# [What you will do]
Each line containing the word "Cycle" needs to be copied.
● ● ● ● ● ● ●
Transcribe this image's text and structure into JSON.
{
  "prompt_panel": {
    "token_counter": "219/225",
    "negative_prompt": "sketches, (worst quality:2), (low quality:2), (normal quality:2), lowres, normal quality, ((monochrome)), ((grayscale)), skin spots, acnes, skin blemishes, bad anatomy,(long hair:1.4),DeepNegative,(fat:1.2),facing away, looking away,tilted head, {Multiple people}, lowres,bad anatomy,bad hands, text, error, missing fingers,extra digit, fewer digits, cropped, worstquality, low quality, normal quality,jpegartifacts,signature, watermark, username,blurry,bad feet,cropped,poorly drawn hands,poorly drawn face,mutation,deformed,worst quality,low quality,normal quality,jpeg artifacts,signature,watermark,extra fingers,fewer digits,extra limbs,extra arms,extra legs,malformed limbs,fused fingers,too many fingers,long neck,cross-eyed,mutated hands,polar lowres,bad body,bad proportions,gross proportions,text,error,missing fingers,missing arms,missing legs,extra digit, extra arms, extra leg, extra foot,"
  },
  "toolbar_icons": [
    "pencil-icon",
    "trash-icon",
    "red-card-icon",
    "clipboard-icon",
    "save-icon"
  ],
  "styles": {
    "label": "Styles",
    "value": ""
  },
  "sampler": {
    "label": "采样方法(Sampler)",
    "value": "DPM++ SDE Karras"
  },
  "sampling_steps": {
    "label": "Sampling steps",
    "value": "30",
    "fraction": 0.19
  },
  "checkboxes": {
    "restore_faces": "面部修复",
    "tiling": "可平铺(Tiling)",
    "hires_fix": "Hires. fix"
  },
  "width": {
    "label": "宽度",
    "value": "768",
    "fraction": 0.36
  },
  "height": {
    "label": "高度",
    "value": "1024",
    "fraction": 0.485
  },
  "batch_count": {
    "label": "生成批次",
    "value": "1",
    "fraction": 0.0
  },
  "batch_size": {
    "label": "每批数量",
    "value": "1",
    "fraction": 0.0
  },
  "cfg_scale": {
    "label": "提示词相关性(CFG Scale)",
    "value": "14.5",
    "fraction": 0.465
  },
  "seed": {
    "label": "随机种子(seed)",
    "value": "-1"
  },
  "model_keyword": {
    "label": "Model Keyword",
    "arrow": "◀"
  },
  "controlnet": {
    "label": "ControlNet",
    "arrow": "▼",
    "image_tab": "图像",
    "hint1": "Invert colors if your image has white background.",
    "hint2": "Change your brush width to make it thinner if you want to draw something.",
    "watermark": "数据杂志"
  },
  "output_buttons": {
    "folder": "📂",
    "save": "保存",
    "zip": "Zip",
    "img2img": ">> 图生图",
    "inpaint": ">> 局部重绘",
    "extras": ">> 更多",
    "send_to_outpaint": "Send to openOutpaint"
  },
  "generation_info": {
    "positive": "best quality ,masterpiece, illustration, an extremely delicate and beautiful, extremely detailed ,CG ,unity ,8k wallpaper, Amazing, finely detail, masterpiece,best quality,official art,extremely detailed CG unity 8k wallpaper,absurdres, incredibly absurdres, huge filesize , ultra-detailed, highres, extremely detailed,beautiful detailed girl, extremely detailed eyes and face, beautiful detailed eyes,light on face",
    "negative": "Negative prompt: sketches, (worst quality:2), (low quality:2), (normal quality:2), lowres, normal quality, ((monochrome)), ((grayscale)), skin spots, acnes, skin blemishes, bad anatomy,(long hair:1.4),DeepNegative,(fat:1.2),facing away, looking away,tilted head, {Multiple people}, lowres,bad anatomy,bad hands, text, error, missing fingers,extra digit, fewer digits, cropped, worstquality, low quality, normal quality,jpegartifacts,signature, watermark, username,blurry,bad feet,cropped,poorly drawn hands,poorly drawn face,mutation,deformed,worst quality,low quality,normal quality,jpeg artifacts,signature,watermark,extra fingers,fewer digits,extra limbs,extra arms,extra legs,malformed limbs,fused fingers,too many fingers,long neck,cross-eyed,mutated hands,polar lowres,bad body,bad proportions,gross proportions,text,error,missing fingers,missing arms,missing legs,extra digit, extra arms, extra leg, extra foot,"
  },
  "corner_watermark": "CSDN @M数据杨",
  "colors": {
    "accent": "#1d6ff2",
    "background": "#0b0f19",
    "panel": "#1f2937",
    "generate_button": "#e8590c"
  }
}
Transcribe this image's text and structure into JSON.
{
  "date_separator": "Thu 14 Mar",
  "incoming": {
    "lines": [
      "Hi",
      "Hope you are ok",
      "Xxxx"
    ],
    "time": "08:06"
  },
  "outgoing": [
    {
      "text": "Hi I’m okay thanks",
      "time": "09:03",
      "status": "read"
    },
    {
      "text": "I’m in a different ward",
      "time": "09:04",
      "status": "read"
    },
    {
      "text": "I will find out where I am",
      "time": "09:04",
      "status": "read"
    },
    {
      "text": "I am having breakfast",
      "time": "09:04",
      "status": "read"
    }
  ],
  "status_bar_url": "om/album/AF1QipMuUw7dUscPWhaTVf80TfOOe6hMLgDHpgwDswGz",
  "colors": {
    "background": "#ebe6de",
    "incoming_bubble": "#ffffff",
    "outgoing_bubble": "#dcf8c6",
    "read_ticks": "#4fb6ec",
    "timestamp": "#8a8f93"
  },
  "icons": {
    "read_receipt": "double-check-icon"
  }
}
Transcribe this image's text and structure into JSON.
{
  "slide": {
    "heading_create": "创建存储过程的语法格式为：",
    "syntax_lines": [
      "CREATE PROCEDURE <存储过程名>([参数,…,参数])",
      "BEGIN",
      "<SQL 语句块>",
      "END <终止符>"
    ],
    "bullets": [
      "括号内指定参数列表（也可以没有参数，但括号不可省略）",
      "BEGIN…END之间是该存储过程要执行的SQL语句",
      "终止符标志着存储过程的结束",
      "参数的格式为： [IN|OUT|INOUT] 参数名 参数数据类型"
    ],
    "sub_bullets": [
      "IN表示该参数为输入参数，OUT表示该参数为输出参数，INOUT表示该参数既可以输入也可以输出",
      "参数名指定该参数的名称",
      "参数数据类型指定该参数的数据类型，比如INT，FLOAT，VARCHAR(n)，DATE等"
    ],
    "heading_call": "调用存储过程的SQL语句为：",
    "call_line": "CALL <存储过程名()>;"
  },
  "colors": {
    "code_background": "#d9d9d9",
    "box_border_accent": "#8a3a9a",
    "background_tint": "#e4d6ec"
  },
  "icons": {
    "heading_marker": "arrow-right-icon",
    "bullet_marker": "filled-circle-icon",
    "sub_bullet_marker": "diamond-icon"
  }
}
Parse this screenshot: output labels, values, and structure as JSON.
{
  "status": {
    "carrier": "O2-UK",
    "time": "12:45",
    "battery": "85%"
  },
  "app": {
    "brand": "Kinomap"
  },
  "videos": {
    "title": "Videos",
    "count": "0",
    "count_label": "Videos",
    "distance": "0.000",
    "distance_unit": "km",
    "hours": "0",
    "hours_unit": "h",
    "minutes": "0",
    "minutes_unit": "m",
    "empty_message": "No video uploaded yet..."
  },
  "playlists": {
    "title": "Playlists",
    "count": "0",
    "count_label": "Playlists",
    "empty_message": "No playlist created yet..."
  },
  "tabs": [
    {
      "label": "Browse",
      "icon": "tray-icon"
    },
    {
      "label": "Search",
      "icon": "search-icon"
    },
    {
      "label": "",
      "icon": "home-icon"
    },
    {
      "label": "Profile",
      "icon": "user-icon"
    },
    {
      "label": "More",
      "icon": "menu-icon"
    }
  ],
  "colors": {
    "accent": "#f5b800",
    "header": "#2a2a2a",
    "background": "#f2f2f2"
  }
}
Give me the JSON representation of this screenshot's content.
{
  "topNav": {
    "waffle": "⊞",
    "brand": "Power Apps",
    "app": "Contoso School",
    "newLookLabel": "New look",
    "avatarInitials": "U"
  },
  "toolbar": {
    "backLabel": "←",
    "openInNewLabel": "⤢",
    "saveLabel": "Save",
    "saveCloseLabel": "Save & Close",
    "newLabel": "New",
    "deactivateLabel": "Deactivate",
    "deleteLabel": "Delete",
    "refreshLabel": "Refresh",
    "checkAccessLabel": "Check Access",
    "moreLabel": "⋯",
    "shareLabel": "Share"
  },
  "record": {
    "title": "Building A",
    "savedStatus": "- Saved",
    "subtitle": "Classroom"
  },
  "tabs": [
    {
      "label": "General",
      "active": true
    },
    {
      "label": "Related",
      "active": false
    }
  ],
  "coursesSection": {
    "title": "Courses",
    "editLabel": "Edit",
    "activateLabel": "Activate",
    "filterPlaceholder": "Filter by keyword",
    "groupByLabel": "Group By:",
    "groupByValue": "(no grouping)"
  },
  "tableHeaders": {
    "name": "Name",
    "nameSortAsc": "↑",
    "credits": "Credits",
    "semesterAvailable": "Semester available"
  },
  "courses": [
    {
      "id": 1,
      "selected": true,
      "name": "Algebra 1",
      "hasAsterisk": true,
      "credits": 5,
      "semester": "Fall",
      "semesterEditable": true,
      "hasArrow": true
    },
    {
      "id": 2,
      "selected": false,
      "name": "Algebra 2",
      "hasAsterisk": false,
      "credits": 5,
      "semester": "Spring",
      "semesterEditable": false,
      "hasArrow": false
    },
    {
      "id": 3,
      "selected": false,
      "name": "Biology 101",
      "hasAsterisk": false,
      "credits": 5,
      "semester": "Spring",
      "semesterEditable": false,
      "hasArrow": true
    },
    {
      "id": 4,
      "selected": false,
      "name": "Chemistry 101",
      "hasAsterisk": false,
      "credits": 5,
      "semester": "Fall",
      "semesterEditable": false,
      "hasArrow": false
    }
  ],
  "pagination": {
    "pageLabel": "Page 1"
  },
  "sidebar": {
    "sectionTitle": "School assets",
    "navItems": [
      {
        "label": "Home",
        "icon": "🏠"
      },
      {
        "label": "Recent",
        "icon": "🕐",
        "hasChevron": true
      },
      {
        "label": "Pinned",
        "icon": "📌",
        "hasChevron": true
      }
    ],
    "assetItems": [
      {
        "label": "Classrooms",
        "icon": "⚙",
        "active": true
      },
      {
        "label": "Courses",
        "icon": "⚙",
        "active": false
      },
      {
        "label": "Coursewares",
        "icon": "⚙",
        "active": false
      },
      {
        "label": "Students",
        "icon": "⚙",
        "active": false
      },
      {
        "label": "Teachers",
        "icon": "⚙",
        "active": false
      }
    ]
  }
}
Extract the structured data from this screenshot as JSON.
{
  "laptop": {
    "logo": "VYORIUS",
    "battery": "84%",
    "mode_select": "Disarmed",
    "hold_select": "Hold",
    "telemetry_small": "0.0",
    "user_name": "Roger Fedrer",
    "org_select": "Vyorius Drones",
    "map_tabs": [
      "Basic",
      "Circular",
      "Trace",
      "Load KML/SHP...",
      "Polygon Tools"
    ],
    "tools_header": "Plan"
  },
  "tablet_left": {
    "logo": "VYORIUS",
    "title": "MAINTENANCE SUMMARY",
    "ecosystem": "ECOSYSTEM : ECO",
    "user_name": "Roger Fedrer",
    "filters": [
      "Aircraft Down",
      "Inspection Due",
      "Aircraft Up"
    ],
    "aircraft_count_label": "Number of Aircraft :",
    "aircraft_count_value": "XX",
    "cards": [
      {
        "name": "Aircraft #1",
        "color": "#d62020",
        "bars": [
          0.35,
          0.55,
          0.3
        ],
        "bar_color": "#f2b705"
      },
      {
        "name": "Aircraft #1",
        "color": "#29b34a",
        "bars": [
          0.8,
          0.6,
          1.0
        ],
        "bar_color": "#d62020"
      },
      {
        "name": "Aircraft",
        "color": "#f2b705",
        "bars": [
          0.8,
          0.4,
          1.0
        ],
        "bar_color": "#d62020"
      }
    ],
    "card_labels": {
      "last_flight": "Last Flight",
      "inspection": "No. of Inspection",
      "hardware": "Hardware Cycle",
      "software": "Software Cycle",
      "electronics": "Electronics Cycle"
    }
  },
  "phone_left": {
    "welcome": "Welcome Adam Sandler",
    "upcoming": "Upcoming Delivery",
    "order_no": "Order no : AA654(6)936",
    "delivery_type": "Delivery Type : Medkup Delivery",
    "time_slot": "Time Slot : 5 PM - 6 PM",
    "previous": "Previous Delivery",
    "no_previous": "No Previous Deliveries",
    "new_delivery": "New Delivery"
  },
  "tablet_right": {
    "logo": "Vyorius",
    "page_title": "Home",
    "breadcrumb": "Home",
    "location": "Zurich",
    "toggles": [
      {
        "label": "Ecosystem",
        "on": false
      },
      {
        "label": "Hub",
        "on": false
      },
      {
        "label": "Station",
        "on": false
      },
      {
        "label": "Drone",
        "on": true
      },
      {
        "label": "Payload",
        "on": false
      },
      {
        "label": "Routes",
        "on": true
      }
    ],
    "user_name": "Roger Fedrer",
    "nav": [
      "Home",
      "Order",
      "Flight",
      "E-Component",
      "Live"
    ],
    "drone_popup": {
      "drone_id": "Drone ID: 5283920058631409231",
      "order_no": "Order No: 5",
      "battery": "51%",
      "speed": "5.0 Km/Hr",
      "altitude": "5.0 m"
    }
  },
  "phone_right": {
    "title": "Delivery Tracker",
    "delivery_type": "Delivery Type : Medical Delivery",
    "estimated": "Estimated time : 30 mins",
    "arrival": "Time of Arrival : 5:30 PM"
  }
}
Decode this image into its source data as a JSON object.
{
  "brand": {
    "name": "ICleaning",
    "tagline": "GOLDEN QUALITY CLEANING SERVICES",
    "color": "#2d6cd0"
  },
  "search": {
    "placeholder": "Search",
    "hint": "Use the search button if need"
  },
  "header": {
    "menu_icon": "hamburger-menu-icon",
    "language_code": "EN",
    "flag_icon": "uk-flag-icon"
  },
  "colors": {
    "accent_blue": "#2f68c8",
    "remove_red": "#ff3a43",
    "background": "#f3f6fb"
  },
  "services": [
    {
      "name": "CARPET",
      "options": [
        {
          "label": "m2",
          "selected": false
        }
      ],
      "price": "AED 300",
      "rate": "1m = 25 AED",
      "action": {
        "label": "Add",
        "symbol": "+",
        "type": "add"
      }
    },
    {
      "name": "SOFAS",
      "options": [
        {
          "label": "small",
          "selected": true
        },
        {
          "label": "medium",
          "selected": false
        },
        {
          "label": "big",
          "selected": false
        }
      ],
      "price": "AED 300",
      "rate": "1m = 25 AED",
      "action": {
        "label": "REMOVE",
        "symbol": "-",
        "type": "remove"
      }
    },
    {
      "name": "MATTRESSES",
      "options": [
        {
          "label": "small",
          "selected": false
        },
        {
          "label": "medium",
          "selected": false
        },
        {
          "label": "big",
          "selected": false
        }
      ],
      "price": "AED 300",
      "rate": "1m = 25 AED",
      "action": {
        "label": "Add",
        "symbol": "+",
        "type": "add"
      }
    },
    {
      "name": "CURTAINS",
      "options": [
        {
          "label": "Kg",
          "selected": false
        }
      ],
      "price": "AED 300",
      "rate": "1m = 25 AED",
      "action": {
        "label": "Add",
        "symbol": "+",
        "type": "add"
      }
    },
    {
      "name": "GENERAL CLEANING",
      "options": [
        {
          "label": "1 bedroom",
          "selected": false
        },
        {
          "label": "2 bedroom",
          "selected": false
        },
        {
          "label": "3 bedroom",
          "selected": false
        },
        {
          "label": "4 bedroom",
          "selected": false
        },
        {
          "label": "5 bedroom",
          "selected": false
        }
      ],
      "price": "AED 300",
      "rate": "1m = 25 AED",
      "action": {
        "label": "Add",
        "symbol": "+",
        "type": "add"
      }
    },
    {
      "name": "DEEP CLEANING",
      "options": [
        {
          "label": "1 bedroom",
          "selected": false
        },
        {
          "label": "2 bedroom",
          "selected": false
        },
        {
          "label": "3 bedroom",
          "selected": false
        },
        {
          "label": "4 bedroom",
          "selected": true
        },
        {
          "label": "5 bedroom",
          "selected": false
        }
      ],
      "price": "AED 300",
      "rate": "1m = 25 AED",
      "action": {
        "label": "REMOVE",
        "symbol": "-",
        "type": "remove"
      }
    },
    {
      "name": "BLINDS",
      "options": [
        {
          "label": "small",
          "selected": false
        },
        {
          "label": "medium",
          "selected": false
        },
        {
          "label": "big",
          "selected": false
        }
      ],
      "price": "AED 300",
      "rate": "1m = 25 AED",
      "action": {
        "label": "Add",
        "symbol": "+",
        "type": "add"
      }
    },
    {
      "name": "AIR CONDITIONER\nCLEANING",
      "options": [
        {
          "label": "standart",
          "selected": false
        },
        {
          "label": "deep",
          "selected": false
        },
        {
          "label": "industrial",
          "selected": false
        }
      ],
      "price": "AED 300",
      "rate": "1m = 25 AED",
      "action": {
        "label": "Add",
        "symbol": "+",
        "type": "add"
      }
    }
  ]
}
● ● ● ● ● ● ●
# [Exercise result]
      "hardware": "Hardware Cycle",
      "software": "Software Cycle",
      "electronics": "Electronics Cycle"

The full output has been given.